WHAT IS NEEDED: Extract every line below that contains the word "pace".
┌──
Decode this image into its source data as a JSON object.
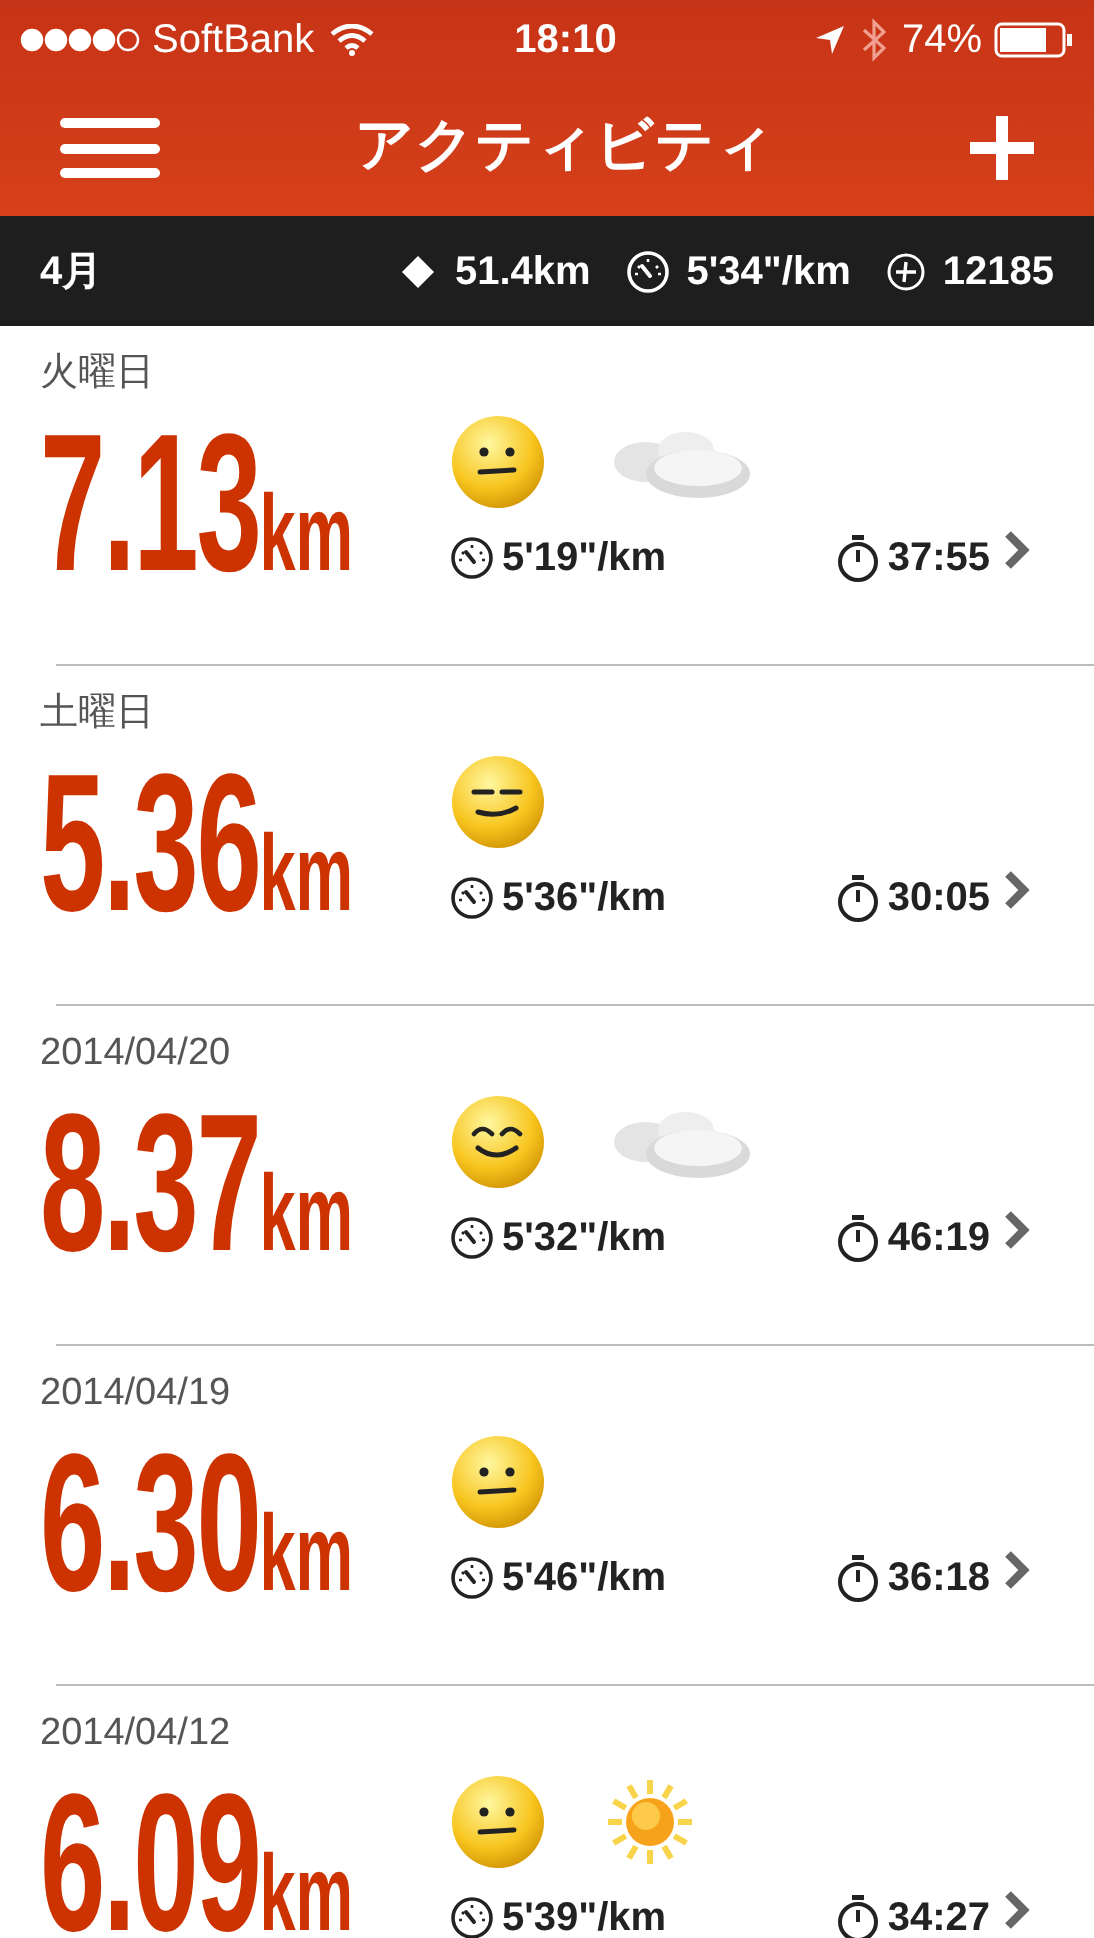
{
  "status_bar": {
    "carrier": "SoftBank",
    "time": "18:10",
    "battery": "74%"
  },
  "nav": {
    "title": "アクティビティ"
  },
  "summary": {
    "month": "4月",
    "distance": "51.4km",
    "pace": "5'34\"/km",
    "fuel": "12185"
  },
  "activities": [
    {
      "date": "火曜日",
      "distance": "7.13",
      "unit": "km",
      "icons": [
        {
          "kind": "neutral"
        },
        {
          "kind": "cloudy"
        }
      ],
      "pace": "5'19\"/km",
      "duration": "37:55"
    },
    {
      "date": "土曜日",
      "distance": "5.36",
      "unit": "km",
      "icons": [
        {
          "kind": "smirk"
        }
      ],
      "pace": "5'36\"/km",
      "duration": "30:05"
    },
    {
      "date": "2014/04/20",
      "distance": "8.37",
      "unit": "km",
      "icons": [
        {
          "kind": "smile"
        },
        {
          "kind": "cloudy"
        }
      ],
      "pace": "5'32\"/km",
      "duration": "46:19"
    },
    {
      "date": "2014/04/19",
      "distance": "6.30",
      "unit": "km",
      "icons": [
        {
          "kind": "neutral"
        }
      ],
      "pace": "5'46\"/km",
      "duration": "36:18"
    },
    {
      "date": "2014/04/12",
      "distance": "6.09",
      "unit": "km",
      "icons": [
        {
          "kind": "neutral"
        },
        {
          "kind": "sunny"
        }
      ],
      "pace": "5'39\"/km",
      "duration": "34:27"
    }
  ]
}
└──
COMPLETE ANSWER:
    "pace": "5'34\"/km",
      "pace": "5'19\"/km",
      "pace": "5'36\"/km",
      "pace": "5'32\"/km",
      "pace": "5'46\"/km",
      "pace": "5'39\"/km",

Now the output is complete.